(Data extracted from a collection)
▶
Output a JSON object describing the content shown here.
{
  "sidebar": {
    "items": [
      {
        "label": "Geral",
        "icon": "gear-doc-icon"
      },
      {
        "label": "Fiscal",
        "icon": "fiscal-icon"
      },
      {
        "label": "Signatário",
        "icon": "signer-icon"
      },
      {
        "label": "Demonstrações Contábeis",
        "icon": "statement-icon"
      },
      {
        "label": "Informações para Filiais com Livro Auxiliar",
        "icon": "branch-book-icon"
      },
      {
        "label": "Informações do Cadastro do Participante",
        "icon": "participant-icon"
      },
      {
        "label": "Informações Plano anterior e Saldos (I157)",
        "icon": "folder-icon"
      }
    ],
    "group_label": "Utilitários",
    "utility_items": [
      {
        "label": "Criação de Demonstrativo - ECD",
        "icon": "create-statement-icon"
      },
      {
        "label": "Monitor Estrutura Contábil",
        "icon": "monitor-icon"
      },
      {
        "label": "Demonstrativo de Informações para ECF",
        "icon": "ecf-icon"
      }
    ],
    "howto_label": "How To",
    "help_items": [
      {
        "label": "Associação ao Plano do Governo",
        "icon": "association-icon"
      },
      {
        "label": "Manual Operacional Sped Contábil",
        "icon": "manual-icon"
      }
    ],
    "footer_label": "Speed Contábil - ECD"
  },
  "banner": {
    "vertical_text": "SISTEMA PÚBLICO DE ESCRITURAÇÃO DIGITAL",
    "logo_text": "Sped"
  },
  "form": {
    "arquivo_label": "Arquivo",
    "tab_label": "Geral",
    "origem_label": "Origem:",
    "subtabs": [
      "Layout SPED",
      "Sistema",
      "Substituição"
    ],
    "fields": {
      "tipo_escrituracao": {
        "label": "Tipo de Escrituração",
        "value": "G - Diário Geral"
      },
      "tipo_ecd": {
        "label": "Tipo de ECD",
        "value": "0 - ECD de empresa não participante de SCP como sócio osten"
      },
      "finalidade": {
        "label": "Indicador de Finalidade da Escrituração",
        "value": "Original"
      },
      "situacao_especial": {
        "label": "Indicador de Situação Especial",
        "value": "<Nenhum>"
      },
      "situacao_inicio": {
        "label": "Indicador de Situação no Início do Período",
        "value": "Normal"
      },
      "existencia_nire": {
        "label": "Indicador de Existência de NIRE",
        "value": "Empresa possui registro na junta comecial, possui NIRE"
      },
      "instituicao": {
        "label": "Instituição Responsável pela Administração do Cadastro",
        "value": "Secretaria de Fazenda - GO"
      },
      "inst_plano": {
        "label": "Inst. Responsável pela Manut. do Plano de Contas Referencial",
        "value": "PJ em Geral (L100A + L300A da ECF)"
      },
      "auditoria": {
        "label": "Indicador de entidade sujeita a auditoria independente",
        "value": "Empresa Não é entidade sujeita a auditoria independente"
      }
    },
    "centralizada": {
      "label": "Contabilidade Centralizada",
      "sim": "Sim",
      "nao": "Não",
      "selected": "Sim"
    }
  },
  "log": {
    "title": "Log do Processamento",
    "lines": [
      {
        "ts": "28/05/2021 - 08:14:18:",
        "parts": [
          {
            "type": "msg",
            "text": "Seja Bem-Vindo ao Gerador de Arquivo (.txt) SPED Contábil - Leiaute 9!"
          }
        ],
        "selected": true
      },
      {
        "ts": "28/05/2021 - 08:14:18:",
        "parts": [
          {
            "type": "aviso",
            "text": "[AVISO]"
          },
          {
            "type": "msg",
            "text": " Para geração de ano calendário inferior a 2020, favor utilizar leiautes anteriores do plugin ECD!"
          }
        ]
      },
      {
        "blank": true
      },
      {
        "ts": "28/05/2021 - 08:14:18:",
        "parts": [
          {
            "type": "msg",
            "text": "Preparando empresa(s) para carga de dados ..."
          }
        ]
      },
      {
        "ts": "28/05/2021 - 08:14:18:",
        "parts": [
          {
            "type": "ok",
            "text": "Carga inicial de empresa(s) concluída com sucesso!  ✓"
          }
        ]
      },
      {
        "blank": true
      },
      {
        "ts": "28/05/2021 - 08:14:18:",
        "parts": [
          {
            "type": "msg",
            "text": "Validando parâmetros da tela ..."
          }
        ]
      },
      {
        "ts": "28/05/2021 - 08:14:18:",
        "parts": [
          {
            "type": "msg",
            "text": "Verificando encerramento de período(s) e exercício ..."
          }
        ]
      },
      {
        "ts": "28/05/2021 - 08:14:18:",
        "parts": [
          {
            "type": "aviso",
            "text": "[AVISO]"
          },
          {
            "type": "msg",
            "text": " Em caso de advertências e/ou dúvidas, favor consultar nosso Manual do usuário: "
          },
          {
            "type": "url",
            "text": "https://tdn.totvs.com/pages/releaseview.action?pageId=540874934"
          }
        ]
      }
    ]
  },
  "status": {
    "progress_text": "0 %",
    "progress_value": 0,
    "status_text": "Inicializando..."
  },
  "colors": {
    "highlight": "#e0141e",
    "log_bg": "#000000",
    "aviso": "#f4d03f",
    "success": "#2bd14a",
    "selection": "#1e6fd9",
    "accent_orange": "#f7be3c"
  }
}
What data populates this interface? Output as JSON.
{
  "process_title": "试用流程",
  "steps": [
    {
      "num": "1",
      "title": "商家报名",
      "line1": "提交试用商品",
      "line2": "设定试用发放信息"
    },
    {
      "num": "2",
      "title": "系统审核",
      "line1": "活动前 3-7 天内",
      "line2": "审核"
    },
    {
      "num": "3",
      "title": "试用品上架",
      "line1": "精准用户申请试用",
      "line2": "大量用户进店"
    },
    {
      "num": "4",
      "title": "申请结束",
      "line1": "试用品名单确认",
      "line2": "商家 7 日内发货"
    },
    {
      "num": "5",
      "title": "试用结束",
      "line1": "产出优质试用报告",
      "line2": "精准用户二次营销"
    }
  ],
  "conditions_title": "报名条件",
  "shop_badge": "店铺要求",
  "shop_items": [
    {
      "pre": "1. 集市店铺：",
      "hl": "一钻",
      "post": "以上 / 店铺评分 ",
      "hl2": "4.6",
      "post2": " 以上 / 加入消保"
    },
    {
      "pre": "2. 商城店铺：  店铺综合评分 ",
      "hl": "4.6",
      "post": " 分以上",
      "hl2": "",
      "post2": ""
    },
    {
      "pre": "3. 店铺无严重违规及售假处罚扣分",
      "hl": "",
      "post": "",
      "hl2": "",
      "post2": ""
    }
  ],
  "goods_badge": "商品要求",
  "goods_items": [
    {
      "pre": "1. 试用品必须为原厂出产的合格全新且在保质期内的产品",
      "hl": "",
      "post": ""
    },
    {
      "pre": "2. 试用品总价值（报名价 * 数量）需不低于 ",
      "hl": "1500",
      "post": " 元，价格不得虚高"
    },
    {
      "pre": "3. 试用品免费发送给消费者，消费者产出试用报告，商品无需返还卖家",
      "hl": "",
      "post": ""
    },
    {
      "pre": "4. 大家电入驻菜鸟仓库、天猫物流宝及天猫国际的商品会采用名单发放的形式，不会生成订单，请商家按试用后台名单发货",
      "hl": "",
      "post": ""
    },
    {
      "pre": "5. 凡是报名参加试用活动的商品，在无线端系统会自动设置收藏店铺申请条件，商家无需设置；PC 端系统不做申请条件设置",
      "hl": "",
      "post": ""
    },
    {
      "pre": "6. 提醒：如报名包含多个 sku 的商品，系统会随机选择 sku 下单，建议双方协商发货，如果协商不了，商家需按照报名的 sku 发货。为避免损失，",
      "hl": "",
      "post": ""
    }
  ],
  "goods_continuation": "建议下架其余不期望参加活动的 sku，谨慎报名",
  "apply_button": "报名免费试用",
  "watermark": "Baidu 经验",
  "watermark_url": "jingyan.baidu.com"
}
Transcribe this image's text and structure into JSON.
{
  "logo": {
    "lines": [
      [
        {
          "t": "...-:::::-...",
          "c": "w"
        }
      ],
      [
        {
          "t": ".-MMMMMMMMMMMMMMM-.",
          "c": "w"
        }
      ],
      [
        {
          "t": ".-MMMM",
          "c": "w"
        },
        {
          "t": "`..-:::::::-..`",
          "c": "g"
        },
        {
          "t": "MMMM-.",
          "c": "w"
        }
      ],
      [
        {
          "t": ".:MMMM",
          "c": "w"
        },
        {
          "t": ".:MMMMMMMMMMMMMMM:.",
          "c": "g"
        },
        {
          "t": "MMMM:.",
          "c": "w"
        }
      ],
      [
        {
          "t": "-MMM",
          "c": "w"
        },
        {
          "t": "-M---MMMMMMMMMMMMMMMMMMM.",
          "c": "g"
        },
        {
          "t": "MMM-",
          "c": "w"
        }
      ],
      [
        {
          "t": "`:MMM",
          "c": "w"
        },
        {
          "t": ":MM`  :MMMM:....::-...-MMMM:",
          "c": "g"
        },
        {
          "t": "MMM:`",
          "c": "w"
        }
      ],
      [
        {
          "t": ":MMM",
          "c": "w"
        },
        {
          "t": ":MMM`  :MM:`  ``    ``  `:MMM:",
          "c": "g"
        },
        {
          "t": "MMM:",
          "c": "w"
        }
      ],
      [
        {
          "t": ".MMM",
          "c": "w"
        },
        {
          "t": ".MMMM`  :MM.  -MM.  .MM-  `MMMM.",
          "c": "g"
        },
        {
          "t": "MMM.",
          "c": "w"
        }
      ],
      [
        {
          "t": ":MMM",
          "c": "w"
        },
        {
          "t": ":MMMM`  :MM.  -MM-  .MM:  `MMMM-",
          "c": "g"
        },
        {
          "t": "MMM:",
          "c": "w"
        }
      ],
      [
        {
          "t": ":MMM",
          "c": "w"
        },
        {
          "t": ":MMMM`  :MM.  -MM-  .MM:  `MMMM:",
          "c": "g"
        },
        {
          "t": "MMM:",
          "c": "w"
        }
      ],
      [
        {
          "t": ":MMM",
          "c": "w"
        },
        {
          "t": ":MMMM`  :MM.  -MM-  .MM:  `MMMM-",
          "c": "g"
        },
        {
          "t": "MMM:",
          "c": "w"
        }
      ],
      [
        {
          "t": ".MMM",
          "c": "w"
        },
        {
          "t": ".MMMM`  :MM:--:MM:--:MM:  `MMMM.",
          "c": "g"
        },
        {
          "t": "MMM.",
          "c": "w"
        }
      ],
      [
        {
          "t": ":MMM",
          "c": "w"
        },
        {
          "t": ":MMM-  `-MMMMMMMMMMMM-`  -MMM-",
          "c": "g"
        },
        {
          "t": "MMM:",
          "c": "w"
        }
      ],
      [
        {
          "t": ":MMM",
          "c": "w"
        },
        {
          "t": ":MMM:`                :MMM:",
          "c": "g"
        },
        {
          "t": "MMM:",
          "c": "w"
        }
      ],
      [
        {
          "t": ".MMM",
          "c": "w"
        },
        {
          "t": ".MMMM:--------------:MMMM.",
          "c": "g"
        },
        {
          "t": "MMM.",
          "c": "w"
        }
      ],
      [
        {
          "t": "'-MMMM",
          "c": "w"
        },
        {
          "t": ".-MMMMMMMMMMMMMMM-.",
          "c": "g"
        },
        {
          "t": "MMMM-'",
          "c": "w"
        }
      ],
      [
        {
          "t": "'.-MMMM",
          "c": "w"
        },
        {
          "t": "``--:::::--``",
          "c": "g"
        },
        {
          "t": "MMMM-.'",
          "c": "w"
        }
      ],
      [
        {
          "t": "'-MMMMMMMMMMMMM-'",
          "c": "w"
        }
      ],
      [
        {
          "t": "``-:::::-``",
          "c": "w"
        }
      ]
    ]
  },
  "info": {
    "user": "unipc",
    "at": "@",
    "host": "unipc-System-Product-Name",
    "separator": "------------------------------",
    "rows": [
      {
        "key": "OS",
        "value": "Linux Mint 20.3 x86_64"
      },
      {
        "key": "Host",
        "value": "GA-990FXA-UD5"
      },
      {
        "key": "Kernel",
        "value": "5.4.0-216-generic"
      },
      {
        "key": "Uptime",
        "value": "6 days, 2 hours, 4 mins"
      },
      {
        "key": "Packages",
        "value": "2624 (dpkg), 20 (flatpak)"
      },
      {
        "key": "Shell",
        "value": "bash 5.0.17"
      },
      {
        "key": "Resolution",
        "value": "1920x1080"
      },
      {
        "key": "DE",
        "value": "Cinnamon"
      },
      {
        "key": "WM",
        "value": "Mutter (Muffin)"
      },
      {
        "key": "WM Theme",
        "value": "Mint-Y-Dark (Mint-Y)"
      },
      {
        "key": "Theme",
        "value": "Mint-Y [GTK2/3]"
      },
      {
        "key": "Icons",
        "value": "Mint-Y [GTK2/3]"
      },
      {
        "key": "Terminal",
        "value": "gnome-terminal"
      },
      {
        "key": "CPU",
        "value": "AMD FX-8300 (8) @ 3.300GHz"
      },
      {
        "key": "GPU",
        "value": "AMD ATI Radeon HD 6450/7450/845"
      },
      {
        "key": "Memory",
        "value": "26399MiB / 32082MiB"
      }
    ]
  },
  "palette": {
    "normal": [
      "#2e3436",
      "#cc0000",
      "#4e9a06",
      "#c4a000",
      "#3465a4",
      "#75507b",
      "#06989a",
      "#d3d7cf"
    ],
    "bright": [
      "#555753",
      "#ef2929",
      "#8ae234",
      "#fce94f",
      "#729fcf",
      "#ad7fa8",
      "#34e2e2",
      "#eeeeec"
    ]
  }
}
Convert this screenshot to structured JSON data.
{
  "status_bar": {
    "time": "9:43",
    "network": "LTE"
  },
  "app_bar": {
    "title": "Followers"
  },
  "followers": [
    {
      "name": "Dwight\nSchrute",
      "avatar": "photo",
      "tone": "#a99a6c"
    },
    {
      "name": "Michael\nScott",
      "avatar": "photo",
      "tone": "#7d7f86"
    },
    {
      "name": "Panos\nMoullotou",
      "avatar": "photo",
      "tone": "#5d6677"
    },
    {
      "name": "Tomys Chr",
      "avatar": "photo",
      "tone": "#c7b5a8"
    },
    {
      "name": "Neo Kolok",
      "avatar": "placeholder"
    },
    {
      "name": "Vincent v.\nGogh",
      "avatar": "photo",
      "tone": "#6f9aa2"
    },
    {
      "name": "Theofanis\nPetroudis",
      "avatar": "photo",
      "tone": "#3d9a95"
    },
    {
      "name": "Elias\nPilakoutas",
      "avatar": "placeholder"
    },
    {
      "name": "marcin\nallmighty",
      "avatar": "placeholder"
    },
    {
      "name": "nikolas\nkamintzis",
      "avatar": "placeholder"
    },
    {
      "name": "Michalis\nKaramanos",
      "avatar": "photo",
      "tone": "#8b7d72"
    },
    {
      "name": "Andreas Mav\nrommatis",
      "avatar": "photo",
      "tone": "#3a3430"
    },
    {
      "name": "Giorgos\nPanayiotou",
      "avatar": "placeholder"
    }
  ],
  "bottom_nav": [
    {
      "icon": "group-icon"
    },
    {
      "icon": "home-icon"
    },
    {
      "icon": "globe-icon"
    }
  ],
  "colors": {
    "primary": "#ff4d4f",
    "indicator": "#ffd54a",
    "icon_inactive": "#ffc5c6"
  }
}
◀
* _Required task_
Using the entries above, return each line in which the word "Contábil" occurs.

* _Task response_
        "label": "Monitor Estrutura Contábil",
        "label": "Manual Operacional Sped Contábil",
    "footer_label": "Speed Contábil - ECD"
            "text": "Seja Bem-Vindo ao Gerador de Arquivo (.txt) SPED Contábil - Leiaute 9!"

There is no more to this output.